— BEGIN Records to process —

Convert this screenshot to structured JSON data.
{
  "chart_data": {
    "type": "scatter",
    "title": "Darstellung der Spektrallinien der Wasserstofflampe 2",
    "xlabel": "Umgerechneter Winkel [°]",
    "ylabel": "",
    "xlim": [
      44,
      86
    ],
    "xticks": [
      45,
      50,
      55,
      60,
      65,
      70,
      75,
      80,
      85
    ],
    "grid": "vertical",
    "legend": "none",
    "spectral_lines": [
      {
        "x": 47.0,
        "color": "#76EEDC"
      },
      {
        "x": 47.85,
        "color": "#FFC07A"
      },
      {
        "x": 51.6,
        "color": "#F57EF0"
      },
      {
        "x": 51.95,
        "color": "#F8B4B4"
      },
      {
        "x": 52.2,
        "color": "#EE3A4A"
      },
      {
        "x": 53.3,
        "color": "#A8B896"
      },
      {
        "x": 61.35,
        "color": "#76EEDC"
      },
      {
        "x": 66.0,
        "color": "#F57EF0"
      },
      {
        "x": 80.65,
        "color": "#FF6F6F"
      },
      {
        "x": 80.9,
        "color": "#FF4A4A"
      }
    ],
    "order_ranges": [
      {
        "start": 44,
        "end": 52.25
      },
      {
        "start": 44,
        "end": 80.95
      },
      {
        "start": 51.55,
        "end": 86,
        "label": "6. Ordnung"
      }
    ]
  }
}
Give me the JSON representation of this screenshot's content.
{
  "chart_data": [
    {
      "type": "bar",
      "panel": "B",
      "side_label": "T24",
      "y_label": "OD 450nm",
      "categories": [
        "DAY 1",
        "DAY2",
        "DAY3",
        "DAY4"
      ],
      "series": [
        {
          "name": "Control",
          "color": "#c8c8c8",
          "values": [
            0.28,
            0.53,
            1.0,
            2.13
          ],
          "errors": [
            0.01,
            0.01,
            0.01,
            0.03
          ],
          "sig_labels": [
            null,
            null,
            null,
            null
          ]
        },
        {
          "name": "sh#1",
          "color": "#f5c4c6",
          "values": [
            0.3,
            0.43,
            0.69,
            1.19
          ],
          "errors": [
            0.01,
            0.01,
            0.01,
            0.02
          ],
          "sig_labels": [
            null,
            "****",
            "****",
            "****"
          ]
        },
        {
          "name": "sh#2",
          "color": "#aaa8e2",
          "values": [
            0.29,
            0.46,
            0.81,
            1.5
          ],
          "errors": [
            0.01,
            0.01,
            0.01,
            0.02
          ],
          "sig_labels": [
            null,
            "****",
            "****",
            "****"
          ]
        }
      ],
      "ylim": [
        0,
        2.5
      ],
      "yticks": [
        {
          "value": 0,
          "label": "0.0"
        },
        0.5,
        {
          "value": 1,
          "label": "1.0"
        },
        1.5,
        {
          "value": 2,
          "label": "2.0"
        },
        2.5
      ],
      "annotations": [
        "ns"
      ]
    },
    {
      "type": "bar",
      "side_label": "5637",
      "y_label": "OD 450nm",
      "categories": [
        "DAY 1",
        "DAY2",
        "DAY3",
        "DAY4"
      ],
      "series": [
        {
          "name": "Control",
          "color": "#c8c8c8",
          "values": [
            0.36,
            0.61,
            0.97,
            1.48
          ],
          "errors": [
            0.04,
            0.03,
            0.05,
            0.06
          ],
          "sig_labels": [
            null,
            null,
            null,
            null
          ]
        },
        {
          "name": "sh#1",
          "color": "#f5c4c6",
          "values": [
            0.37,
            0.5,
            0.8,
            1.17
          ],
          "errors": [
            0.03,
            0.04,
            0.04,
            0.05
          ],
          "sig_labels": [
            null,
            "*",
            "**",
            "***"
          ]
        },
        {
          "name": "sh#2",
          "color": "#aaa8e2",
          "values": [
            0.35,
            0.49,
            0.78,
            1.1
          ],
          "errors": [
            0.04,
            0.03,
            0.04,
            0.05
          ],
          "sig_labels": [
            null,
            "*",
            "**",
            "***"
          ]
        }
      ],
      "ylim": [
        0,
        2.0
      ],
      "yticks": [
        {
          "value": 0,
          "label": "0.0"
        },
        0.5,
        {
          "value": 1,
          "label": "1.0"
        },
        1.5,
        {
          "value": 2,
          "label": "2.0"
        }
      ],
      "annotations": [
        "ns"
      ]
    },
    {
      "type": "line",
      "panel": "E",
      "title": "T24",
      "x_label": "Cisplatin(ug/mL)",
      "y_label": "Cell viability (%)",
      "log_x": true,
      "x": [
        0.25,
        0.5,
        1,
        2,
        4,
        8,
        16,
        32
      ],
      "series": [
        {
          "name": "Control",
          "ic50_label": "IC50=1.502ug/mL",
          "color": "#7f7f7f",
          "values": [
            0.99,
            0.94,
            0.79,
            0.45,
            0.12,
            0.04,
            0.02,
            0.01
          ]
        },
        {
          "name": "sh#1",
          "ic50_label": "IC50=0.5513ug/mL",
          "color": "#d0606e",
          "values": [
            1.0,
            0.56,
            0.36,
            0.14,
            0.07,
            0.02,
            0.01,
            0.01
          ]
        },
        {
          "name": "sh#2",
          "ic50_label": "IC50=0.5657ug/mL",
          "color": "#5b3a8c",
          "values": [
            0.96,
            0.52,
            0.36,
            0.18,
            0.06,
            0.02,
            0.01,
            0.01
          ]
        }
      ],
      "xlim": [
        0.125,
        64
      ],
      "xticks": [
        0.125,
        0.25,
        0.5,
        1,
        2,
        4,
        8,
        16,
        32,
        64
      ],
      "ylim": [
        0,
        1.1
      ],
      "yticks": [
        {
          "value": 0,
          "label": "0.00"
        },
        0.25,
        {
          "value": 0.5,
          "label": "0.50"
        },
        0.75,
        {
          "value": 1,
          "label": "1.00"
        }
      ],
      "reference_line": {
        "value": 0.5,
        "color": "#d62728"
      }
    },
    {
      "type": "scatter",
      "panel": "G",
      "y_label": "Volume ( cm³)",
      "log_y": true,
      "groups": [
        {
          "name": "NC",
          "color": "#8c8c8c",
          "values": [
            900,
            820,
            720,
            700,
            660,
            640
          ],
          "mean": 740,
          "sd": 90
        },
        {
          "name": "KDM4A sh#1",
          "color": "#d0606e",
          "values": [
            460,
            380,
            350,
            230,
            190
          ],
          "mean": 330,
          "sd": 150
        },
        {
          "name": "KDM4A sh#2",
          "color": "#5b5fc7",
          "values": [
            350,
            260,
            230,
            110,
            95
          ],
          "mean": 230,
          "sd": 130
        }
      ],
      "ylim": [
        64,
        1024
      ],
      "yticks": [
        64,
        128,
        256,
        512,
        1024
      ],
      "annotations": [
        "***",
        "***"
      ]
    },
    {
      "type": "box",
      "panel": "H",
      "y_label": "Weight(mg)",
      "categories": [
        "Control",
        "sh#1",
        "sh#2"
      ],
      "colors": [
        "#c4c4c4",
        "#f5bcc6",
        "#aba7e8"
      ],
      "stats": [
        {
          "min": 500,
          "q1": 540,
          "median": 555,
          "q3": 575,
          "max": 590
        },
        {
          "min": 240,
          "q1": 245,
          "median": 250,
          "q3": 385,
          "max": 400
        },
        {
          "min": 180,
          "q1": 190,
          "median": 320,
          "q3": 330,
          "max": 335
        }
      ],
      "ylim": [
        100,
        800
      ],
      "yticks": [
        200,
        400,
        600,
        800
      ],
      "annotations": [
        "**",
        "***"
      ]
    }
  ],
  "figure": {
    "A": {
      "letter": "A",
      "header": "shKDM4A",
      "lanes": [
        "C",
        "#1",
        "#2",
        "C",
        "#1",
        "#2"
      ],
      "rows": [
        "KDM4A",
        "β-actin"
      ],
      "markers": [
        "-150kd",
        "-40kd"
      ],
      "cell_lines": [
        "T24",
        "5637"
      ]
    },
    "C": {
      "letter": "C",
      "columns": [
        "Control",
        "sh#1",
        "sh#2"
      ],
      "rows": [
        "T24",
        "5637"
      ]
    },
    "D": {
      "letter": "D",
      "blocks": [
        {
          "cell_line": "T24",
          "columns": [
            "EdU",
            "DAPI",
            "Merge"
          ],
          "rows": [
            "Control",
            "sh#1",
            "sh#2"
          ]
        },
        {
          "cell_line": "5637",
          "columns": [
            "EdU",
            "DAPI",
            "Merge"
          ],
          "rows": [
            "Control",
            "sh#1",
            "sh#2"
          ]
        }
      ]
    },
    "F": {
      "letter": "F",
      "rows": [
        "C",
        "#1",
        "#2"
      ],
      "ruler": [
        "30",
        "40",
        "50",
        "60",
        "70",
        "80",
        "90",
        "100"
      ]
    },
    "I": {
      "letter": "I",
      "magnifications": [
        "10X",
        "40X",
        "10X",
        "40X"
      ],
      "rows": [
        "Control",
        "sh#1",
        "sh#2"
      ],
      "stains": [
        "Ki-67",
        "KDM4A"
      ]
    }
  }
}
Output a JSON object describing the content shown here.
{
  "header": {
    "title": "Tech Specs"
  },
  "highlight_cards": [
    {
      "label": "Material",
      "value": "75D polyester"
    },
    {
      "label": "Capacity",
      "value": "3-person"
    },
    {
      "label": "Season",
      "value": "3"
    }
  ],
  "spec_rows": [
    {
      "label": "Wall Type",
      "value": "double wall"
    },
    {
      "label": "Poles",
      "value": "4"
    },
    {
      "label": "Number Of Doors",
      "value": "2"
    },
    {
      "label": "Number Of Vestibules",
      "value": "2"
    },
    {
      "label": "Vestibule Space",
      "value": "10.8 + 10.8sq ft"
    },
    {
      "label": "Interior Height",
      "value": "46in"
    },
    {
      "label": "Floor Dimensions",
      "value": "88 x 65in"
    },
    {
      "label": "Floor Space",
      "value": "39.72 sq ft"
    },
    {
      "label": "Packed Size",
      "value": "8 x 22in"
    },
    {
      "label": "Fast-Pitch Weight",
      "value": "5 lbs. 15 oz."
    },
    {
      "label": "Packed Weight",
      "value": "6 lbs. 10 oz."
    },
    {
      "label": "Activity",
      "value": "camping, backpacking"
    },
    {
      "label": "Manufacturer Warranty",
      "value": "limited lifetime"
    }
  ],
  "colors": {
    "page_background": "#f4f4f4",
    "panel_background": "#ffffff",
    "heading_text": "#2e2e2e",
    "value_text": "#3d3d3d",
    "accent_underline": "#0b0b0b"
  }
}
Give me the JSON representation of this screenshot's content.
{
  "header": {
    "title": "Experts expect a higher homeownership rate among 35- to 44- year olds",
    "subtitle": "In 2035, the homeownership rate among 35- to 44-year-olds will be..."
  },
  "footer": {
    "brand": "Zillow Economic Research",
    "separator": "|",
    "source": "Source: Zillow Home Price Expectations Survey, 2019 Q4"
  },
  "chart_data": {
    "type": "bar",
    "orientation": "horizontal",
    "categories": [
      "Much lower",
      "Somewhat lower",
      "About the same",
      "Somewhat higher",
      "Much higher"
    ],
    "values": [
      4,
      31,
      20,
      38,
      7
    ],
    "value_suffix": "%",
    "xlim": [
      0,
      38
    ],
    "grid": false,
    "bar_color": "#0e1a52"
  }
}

— END Records to process —

▶ Stated problem:
Say how many lines hold the word "higher", giving the number and nothing else.

▶ Final result:
3